■ **Problem statement**
Look over the entries that follow and work out how many lines contain "page". State the number only.

■ **Material supplied**
------------------------------------------------------------

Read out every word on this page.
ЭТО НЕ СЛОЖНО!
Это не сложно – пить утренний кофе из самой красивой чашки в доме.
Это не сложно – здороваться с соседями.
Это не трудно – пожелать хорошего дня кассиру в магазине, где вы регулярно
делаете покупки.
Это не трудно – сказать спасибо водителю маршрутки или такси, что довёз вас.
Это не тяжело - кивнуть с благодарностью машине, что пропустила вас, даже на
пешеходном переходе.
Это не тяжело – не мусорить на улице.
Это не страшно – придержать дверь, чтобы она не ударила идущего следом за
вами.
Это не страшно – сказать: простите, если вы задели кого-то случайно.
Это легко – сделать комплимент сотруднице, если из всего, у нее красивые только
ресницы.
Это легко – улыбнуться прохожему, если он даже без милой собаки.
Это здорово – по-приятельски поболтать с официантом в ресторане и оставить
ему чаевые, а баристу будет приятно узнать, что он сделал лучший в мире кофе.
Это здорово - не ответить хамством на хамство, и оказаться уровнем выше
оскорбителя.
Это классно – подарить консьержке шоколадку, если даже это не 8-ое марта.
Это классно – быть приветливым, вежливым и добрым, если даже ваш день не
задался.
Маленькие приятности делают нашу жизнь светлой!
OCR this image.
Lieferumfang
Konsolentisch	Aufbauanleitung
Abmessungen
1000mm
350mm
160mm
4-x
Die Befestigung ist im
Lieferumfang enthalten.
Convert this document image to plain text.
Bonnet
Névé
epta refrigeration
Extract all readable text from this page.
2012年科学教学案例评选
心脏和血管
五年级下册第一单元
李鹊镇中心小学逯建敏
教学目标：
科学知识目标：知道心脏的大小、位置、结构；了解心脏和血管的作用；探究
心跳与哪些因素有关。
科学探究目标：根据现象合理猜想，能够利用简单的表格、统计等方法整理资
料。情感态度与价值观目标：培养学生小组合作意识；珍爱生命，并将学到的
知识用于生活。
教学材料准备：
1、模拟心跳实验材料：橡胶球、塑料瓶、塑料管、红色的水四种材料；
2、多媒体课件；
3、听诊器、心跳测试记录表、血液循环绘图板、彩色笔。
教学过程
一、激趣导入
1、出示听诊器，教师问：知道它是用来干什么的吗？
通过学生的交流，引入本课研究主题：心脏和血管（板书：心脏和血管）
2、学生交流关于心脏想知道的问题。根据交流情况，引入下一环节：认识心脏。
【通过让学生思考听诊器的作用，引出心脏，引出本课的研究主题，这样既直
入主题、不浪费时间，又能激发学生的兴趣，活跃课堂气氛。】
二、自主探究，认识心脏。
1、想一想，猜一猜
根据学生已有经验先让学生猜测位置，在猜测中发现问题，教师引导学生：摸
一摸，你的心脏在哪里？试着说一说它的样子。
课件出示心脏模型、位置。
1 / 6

------------------------------------------------------------

■ **The response**
2